> _BRIEF_
Exactly as they appear, copy the lines of the listing from the one containing "What data populates" through the final line, both included, and nothing else.
START ROWS
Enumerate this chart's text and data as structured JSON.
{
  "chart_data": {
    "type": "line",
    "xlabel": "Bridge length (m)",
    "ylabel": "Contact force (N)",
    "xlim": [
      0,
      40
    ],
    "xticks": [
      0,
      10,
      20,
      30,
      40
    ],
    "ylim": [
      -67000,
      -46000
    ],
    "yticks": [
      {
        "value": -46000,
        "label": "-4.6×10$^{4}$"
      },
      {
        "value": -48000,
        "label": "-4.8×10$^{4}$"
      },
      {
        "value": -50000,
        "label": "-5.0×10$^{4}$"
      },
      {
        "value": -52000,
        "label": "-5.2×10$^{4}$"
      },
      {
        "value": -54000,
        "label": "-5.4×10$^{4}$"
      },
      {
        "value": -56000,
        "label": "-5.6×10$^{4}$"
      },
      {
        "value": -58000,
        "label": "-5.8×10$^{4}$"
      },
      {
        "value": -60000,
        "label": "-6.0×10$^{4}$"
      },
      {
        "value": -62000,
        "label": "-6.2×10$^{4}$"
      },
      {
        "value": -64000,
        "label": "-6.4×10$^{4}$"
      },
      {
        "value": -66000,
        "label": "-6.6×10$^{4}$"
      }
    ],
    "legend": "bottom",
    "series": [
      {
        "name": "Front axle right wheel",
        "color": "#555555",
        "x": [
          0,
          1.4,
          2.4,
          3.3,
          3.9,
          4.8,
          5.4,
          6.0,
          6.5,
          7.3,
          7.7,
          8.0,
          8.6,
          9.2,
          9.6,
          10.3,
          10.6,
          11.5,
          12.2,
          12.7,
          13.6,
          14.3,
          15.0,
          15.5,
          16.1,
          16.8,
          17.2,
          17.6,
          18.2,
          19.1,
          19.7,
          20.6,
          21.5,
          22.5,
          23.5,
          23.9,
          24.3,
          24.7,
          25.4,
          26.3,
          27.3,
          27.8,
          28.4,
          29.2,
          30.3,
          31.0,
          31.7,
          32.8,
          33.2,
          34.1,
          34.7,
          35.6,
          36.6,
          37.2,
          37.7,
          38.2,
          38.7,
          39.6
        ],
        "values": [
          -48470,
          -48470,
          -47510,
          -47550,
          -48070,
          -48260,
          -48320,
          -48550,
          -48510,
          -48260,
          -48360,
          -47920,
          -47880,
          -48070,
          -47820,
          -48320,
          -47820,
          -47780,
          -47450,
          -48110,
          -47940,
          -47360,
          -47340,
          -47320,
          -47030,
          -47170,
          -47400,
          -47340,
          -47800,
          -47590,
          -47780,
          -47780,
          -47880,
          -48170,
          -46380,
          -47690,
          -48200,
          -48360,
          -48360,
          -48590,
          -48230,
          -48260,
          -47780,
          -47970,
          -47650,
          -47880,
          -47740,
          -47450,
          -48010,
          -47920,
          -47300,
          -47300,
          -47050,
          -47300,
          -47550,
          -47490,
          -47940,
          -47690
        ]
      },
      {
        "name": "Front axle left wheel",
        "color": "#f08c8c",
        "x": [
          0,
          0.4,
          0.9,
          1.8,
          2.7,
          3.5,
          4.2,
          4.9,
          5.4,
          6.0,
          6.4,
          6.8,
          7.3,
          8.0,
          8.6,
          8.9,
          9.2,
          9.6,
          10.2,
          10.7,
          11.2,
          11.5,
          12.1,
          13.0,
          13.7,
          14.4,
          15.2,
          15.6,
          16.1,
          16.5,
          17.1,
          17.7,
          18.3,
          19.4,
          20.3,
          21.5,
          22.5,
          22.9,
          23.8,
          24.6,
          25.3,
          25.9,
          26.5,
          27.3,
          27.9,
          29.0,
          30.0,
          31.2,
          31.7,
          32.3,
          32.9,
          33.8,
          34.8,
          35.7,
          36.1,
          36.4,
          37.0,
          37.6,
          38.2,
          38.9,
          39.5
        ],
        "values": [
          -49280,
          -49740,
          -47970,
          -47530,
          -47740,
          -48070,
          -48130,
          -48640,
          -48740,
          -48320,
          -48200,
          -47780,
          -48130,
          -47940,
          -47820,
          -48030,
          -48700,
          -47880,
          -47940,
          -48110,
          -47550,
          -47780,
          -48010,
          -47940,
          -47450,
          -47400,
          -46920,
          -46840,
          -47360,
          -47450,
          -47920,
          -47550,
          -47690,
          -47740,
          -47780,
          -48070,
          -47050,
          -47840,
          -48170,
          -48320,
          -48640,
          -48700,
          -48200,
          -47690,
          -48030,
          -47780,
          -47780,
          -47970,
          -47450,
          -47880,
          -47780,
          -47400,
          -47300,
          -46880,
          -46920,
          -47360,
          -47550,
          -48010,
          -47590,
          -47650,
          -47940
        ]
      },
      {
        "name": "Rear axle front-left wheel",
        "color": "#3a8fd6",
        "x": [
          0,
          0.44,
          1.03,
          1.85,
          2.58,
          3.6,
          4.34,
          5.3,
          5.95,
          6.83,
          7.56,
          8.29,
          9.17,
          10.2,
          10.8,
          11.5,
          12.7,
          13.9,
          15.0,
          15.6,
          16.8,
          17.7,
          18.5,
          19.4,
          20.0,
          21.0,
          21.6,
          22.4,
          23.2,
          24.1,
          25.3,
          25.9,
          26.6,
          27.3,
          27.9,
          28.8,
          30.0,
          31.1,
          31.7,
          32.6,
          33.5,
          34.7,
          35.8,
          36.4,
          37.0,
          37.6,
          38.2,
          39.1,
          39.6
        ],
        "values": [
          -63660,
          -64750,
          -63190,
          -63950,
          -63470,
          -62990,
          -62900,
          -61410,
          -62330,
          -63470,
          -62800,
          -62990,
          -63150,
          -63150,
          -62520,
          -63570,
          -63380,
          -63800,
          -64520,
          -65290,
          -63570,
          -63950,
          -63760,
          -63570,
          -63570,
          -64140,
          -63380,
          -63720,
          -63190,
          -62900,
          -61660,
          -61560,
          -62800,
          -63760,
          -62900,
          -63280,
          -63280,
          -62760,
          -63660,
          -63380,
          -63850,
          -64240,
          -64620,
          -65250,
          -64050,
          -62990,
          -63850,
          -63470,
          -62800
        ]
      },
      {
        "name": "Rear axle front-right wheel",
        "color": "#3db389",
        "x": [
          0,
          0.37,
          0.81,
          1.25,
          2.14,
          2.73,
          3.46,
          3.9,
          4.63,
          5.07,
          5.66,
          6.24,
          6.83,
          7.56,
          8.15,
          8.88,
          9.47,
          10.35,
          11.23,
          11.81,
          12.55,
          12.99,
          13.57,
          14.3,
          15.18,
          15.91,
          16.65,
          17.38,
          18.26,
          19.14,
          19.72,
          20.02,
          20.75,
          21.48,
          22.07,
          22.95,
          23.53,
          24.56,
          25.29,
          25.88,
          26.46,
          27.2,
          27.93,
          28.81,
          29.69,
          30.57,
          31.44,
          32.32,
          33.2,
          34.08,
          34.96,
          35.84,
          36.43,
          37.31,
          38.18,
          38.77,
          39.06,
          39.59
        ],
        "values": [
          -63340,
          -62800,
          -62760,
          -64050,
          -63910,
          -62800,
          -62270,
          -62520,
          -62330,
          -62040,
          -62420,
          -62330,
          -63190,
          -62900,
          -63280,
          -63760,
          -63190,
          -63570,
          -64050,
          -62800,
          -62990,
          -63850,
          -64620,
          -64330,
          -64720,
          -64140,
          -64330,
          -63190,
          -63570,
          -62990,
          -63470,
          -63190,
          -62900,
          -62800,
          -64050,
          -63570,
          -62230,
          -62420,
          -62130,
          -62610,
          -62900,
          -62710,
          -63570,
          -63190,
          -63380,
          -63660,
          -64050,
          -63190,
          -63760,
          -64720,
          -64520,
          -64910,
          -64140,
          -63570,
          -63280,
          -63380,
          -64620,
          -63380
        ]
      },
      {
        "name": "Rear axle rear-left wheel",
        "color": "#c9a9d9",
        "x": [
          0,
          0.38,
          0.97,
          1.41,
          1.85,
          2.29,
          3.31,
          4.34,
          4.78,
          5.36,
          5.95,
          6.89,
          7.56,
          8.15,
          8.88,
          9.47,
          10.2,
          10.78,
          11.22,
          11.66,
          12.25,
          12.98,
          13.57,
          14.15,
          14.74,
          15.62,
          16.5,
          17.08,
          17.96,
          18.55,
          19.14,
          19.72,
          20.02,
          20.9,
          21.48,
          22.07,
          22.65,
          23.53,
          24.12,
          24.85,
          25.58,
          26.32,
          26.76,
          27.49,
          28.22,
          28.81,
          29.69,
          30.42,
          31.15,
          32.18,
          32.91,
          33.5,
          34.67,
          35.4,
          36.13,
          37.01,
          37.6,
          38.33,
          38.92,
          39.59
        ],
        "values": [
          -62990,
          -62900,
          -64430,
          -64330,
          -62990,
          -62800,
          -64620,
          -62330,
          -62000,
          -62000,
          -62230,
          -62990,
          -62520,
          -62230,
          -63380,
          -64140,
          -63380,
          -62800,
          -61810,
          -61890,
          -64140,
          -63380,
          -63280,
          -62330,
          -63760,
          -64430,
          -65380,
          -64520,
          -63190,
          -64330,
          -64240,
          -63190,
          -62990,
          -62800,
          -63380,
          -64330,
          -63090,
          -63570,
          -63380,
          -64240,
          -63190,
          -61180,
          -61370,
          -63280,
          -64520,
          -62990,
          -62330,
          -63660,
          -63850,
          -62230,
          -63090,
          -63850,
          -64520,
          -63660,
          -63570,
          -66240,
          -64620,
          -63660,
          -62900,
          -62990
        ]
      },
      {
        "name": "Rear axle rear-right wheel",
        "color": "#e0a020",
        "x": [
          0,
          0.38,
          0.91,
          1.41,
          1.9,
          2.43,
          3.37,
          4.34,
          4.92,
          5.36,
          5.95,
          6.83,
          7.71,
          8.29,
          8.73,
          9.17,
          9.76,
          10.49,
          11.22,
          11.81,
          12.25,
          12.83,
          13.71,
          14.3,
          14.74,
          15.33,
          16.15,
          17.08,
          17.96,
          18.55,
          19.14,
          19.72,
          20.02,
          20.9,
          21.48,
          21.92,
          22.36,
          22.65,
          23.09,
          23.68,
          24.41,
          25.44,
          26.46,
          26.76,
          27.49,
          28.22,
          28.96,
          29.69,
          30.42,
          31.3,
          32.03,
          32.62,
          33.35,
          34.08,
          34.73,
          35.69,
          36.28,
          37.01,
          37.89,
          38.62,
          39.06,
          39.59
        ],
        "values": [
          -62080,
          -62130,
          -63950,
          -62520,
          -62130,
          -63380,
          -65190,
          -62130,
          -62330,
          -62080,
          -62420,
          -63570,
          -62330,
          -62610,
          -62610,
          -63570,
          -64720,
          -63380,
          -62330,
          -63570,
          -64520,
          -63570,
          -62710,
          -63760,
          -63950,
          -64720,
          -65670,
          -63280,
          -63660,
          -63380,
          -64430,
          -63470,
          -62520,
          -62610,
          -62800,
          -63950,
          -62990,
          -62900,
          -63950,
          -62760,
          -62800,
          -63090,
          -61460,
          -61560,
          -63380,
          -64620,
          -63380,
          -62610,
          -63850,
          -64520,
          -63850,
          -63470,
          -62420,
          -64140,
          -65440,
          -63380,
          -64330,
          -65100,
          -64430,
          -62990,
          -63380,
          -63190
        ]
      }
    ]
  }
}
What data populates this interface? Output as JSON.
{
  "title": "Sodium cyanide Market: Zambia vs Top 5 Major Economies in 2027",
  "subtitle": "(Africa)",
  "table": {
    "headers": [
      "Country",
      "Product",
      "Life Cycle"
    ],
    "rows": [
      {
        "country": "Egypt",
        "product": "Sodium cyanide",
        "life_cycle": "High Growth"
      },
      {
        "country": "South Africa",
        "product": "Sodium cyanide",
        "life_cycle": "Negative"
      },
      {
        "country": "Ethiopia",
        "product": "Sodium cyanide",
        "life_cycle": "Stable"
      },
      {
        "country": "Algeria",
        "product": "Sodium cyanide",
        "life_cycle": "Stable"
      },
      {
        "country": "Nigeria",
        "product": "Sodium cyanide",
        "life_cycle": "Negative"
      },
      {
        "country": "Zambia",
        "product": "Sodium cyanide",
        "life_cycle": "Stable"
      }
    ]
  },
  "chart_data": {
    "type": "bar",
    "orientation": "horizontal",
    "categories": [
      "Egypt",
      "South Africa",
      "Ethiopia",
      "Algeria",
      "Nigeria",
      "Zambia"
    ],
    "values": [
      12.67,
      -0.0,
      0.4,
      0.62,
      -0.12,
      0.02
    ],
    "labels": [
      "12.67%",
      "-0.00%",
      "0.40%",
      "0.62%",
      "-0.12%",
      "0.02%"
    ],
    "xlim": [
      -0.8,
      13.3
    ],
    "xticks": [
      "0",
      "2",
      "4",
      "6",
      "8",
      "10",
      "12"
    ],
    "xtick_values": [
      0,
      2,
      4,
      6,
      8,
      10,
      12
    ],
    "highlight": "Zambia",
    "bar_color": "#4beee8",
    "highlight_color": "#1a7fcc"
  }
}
END ROWS
> _FULL OUTPUT_
What data populates this interface? Output as JSON.
{
  "title": "Sodium cyanide Market: Zambia vs Top 5 Major Economies in 2027",
  "subtitle": "(Africa)",
  "table": {
    "headers": [
      "Country",
      "Product",
      "Life Cycle"
    ],
    "rows": [
      {
        "country": "Egypt",
        "product": "Sodium cyanide",
        "life_cycle": "High Growth"
      },
      {
        "country": "South Africa",
        "product": "Sodium cyanide",
        "life_cycle": "Negative"
      },
      {
        "country": "Ethiopia",
        "product": "Sodium cyanide",
        "life_cycle": "Stable"
      },
      {
        "country": "Algeria",
        "product": "Sodium cyanide",
        "life_cycle": "Stable"
      },
      {
        "country": "Nigeria",
        "product": "Sodium cyanide",
        "life_cycle": "Negative"
      },
      {
        "country": "Zambia",
        "product": "Sodium cyanide",
        "life_cycle": "Stable"
      }
    ]
  },
  "chart_data": {
    "type": "bar",
    "orientation": "horizontal",
    "categories": [
      "Egypt",
      "South Africa",
      "Ethiopia",
      "Algeria",
      "Nigeria",
      "Zambia"
    ],
    "values": [
      12.67,
      -0.0,
      0.4,
      0.62,
      -0.12,
      0.02
    ],
    "labels": [
      "12.67%",
      "-0.00%",
      "0.40%",
      "0.62%",
      "-0.12%",
      "0.02%"
    ],
    "xlim": [
      -0.8,
      13.3
    ],
    "xticks": [
      "0",
      "2",
      "4",
      "6",
      "8",
      "10",
      "12"
    ],
    "xtick_values": [
      0,
      2,
      4,
      6,
      8,
      10,
      12
    ],
    "highlight": "Zambia",
    "bar_color": "#4beee8",
    "highlight_color": "#1a7fcc"
  }
}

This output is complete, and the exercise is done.